» Data supplied
==*==
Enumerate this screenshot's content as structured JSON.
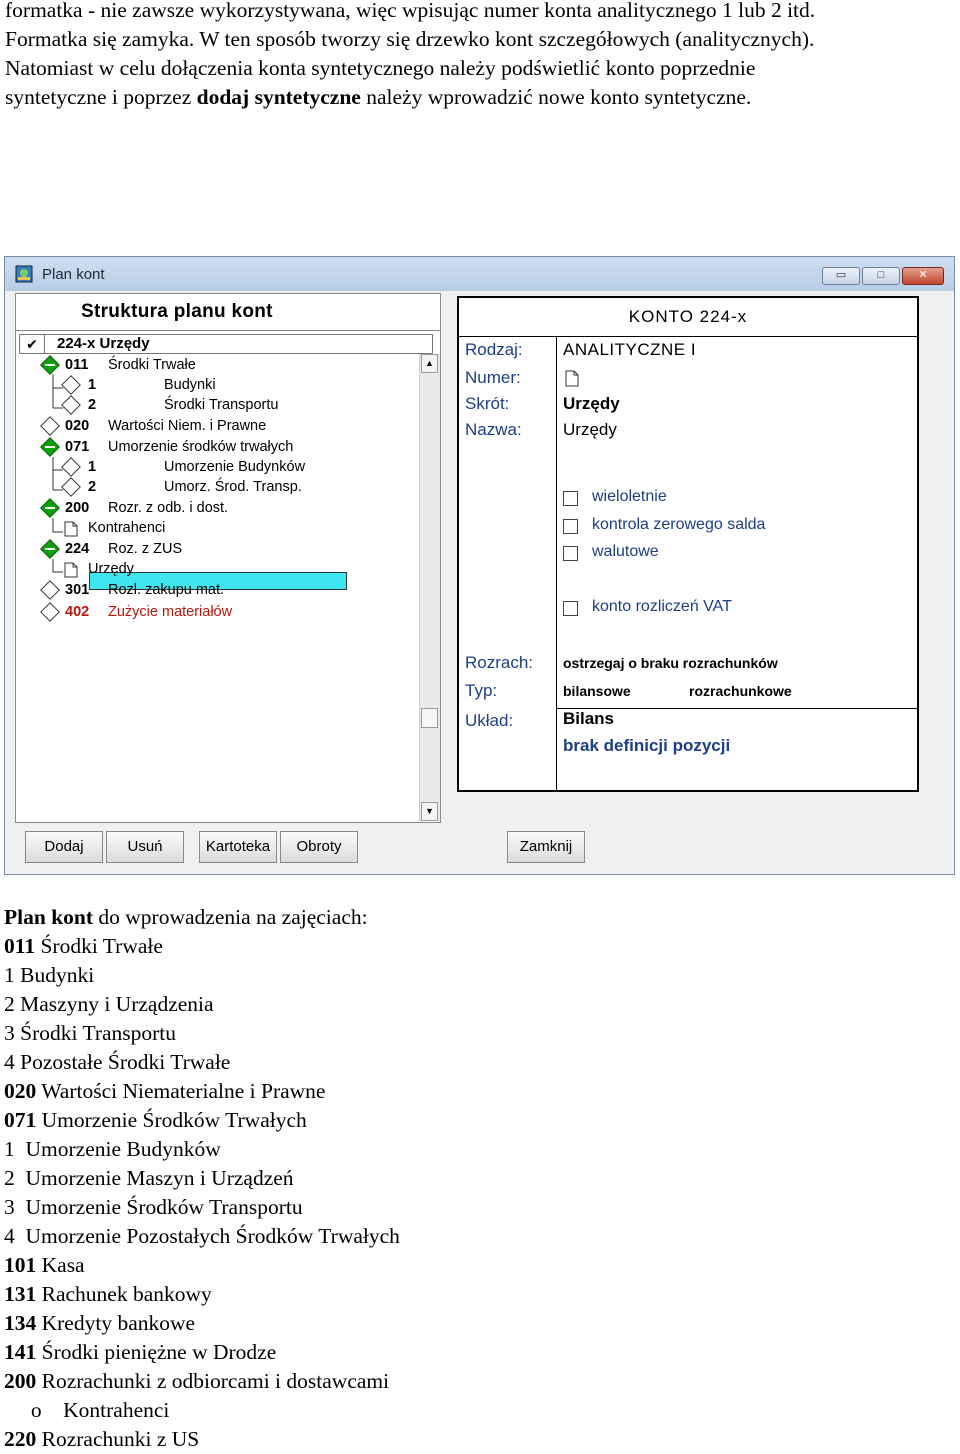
{
  "intro": {
    "line1": "formatka - nie zawsze wykorzystywana, więc wpisując numer konta analitycznego 1 lub 2 itd.",
    "line2": "Formatka się zamyka. W ten sposób tworzy się drzewko kont szczegółowych (analitycznych).",
    "line3": "Natomiast w celu dołączenia konta syntetycznego należy podświetlić konto poprzednie",
    "line4_pre": "syntetyczne i poprzez ",
    "line4_bold": "dodaj syntetyczne",
    "line4_post": " należy wprowadzić nowe konto syntetyczne."
  },
  "window": {
    "title": "Plan kont",
    "minimize": "▭",
    "maximize": "□",
    "close": "✕"
  },
  "left": {
    "header": "Struktura planu kont",
    "path_check": "✔",
    "path": "224-x    Urzędy",
    "tree": [
      {
        "code": "011",
        "name": "Środki Trwałe",
        "expanded": true,
        "red": false
      },
      {
        "code": "1",
        "name": "Budynki",
        "leaf": true
      },
      {
        "code": "2",
        "name": "Środki Transportu",
        "leaf": true
      },
      {
        "code": "020",
        "name": "Wartości Niem. i Prawne",
        "expanded": false,
        "red": false
      },
      {
        "code": "071",
        "name": "Umorzenie środków trwałych",
        "expanded": true,
        "red": false
      },
      {
        "code": "1",
        "name": "Umorzenie Budynków",
        "leaf": true
      },
      {
        "code": "2",
        "name": "Umorz. Środ. Transp.",
        "leaf": true
      },
      {
        "code": "200",
        "name": "Rozr. z odb. i dost.",
        "expanded": true,
        "red": false
      },
      {
        "code": "",
        "name": "Kontrahenci",
        "doc": true
      },
      {
        "code": "224",
        "name": "Roz. z ZUS",
        "expanded": true,
        "red": false
      },
      {
        "code": "",
        "name": "Urzędy",
        "doc": true,
        "selected": true
      },
      {
        "code": "301",
        "name": "Rozl. zakupu mat.",
        "expanded": false,
        "red": false
      },
      {
        "code": "402",
        "name": "Zużycie materiałów",
        "expanded": false,
        "red": true
      }
    ]
  },
  "right": {
    "header": "KONTO  224-x",
    "rodzaj_label": "Rodzaj:",
    "rodzaj_value": "ANALITYCZNE    I",
    "numer_label": "Numer:",
    "numer_icon": "document-icon",
    "skrot_label": "Skrót:",
    "skrot_value": "Urzędy",
    "nazwa_label": "Nazwa:",
    "nazwa_value": "Urzędy",
    "checkboxes": [
      "wieloletnie",
      "kontrola zerowego salda",
      "walutowe",
      "konto rozliczeń VAT"
    ],
    "rozrach_label": "Rozrach:",
    "rozrach_value": "ostrzegaj o braku rozrachunków",
    "typ_label": "Typ:",
    "typ_value1": "bilansowe",
    "typ_value2": "rozrachunkowe",
    "uklad_label": "Układ:",
    "uklad_value": "Bilans",
    "uklad_note": "brak definicji pozycji"
  },
  "buttons": {
    "dodaj": "Dodaj",
    "usun": "Usuń",
    "kartoteka": "Kartoteka",
    "obroty": "Obroty",
    "zamknij": "Zamknij"
  },
  "plan": {
    "heading_bold": "Plan kont",
    "heading_rest": "  do wprowadzenia na zajęciach:",
    "items": [
      {
        "code": "011",
        "text": " Środki Trwałe",
        "bold": true
      },
      {
        "code": "1",
        "text": " Budynki",
        "bold": false
      },
      {
        "code": "2",
        "text": " Maszyny i Urządzenia",
        "bold": false
      },
      {
        "code": "3",
        "text": " Środki Transportu",
        "bold": false
      },
      {
        "code": "4",
        "text": " Pozostałe Środki Trwałe",
        "bold": false
      },
      {
        "code": "020",
        "text": " Wartości Niematerialne i Prawne",
        "bold": true
      },
      {
        "code": "071",
        "text": " Umorzenie Środków Trwałych",
        "bold": true
      },
      {
        "code": "1",
        "text": "  Umorzenie Budynków",
        "bold": false
      },
      {
        "code": "2",
        "text": "  Umorzenie Maszyn i Urządzeń",
        "bold": false
      },
      {
        "code": "3",
        "text": "  Umorzenie Środków Transportu",
        "bold": false
      },
      {
        "code": "4",
        "text": "  Umorzenie Pozostałych Środków Trwałych",
        "bold": false
      },
      {
        "code": "101",
        "text": " Kasa",
        "bold": true
      },
      {
        "code": "131",
        "text": " Rachunek bankowy",
        "bold": true
      },
      {
        "code": "134",
        "text": " Kredyty bankowe",
        "bold": true
      },
      {
        "code": "141",
        "text": " Środki pieniężne w Drodze",
        "bold": true
      },
      {
        "code": "200",
        "text": " Rozrachunki z odbiorcami i dostawcami",
        "bold": true
      },
      {
        "code": "     o",
        "text": "    Kontrahenci",
        "bold": false
      },
      {
        "code": "220",
        "text": " Rozrachunki z US",
        "bold": true
      }
    ]
  }
}
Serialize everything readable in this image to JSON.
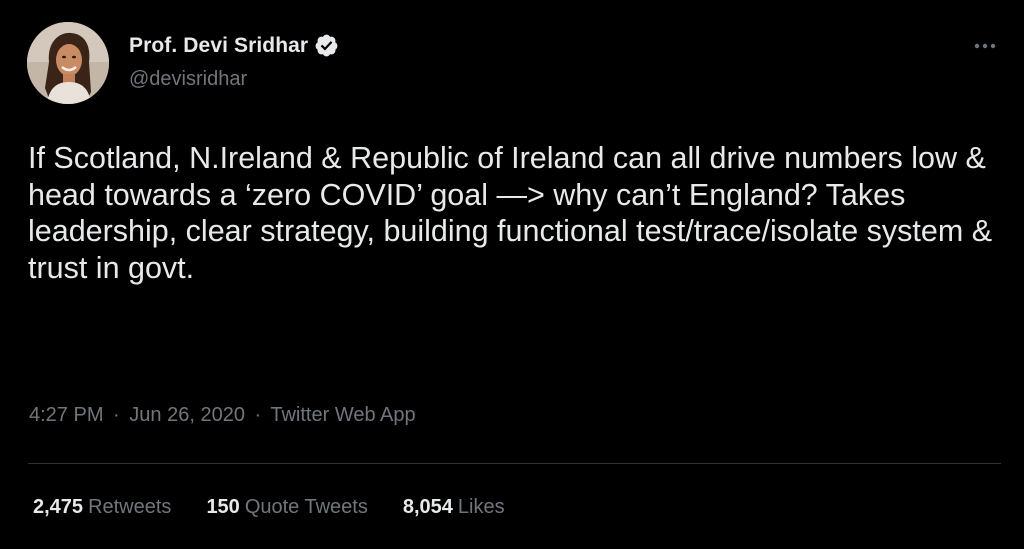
{
  "colors": {
    "background": "#000000",
    "primary_text": "#e7e9ea",
    "secondary_text": "#71767b",
    "divider": "#2f3336",
    "verified_badge": "#1d9bf0"
  },
  "author": {
    "display_name": "Prof. Devi Sridhar",
    "handle": "@devisridhar",
    "avatar_icon": "profile-photo",
    "verified_icon": "verified-badge-icon"
  },
  "header": {
    "more_icon": "more-options-icon"
  },
  "tweet": {
    "text": "If Scotland, N.Ireland & Republic of Ireland can all drive numbers low & head towards a ‘zero COVID’ goal —> why can’t England? Takes leadership, clear strategy, building functional test/trace/isolate system & trust in govt.",
    "time": "4:27 PM",
    "separator": "·",
    "date": "Jun 26, 2020",
    "source": "Twitter Web App"
  },
  "stats": {
    "retweets": {
      "count": "2,475",
      "label": "Retweets"
    },
    "quote_tweets": {
      "count": "150",
      "label": "Quote Tweets"
    },
    "likes": {
      "count": "8,054",
      "label": "Likes"
    }
  }
}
==*==
Leave out all images, then reproduce the entries above exactly.

Enumerate this screenshot's content as structured JSON.
{
  "intro": {
    "line1": "formatka - nie zawsze wykorzystywana, więc wpisując numer konta analitycznego 1 lub 2 itd.",
    "line2": "Formatka się zamyka. W ten sposób tworzy się drzewko kont szczegółowych (analitycznych).",
    "line3": "Natomiast w celu dołączenia konta syntetycznego należy podświetlić konto poprzednie",
    "line4_pre": "syntetyczne i poprzez ",
    "line4_bold": "dodaj syntetyczne",
    "line4_post": " należy wprowadzić nowe konto syntetyczne."
  },
  "window": {
    "title": "Plan kont",
    "minimize": "▭",
    "maximize": "□",
    "close": "✕"
  },
  "left": {
    "header": "Struktura planu kont",
    "path_check": "✔",
    "path": "224-x    Urzędy",
    "tree": [
      {
        "code": "011",
        "name": "Środki Trwałe",
        "expanded": true,
        "red": false
      },
      {
        "code": "1",
        "name": "Budynki",
        "leaf": true
      },
      {
        "code": "2",
        "name": "Środki Transportu",
        "leaf": true
      },
      {
        "code": "020",
        "name": "Wartości Niem. i Prawne",
        "expanded": false,
        "red": false
      },
      {
        "code": "071",
        "name": "Umorzenie środków trwałych",
        "expanded": true,
        "red": false
      },
      {
        "code": "1",
        "name": "Umorzenie Budynków",
        "leaf": true
      },
      {
        "code": "2",
        "name": "Umorz. Środ. Transp.",
        "leaf": true
      },
      {
        "code": "200",
        "name": "Rozr. z odb. i dost.",
        "expanded": true,
        "red": false
      },
      {
        "code": "",
        "name": "Kontrahenci",
        "doc": true
      },
      {
        "code": "224",
        "name": "Roz. z ZUS",
        "expanded": true,
        "red": false
      },
      {
        "code": "",
        "name": "Urzędy",
        "doc": true,
        "selected": true
      },
      {
        "code": "301",
        "name": "Rozl. zakupu mat.",
        "expanded": false,
        "red": false
      },
      {
        "code": "402",
        "name": "Zużycie materiałów",
        "expanded": false,
        "red": true
      }
    ]
  },
  "right": {
    "header": "KONTO  224-x",
    "rodzaj_label": "Rodzaj:",
    "rodzaj_value": "ANALITYCZNE    I",
    "numer_label": "Numer:",
    "numer_icon": "document-icon",
    "skrot_label": "Skrót:",
    "skrot_value": "Urzędy",
    "nazwa_label": "Nazwa:",
    "nazwa_value": "Urzędy",
    "checkboxes": [
      "wieloletnie",
      "kontrola zerowego salda",
      "walutowe",
      "konto rozliczeń VAT"
    ],
    "rozrach_label": "Rozrach:",
    "rozrach_value": "ostrzegaj o braku rozrachunków",
    "typ_label": "Typ:",
    "typ_value1": "bilansowe",
    "typ_value2": "rozrachunkowe",
    "uklad_label": "Układ:",
    "uklad_value": "Bilans",
    "uklad_note": "brak definicji pozycji"
  },
  "buttons": {
    "dodaj": "Dodaj",
    "usun": "Usuń",
    "kartoteka": "Kartoteka",
    "obroty": "Obroty",
    "zamknij": "Zamknij"
  },
  "plan": {
    "heading_bold": "Plan kont",
    "heading_rest": "  do wprowadzenia na zajęciach:",
    "items": [
      {
        "code": "011",
        "text": " Środki Trwałe",
        "bold": true
      },
      {
        "code": "1",
        "text": " Budynki",
        "bold": false
      },
      {
        "code": "2",
        "text": " Maszyny i Urządzenia",
        "bold": false
      },
      {
        "code": "3",
        "text": " Środki Transportu",
        "bold": false
      },
      {
        "code": "4",
        "text": " Pozostałe Środki Trwałe",
        "bold": false
      },
      {
        "code": "020",
        "text": " Wartości Niematerialne i Prawne",
        "bold": true
      },
      {
        "code": "071",
        "text": " Umorzenie Środków Trwałych",
        "bold": true
      },
      {
        "code": "1",
        "text": "  Umorzenie Budynków",
        "bold": false
      },
      {
        "code": "2",
        "text": "  Umorzenie Maszyn i Urządzeń",
        "bold": false
      },
      {
        "code": "3",
        "text": "  Umorzenie Środków Transportu",
        "bold": false
      },
      {
        "code": "4",
        "text": "  Umorzenie Pozostałych Środków Trwałych",
        "bold": false
      },
      {
        "code": "101",
        "text": " Kasa",
        "bold": true
      },
      {
        "code": "131",
        "text": " Rachunek bankowy",
        "bold": true
      },
      {
        "code": "134",
        "text": " Kredyty bankowe",
        "bold": true
      },
      {
        "code": "141",
        "text": " Środki pieniężne w Drodze",
        "bold": true
      },
      {
        "code": "200",
        "text": " Rozrachunki z odbiorcami i dostawcami",
        "bold": true
      },
      {
        "code": "     o",
        "text": "    Kontrahenci",
        "bold": false
      },
      {
        "code": "220",
        "text": " Rozrachunki z US",
        "bold": true
      }
    ]
  }
}
Serialize everything readable in this image to JSON.
{
  "colors": {
    "background": "#000000",
    "primary_text": "#e7e9ea",
    "secondary_text": "#71767b",
    "divider": "#2f3336",
    "verified_badge": "#1d9bf0"
  },
  "author": {
    "display_name": "Prof. Devi Sridhar",
    "handle": "@devisridhar",
    "avatar_icon": "profile-photo",
    "verified_icon": "verified-badge-icon"
  },
  "header": {
    "more_icon": "more-options-icon"
  },
  "tweet": {
    "text": "If Scotland, N.Ireland & Republic of Ireland can all drive numbers low & head towards a ‘zero COVID’ goal —> why can’t England? Takes leadership, clear strategy, building functional test/trace/isolate system & trust in govt.",
    "time": "4:27 PM",
    "separator": "·",
    "date": "Jun 26, 2020",
    "source": "Twitter Web App"
  },
  "stats": {
    "retweets": {
      "count": "2,475",
      "label": "Retweets"
    },
    "quote_tweets": {
      "count": "150",
      "label": "Quote Tweets"
    },
    "likes": {
      "count": "8,054",
      "label": "Likes"
    }
  }
}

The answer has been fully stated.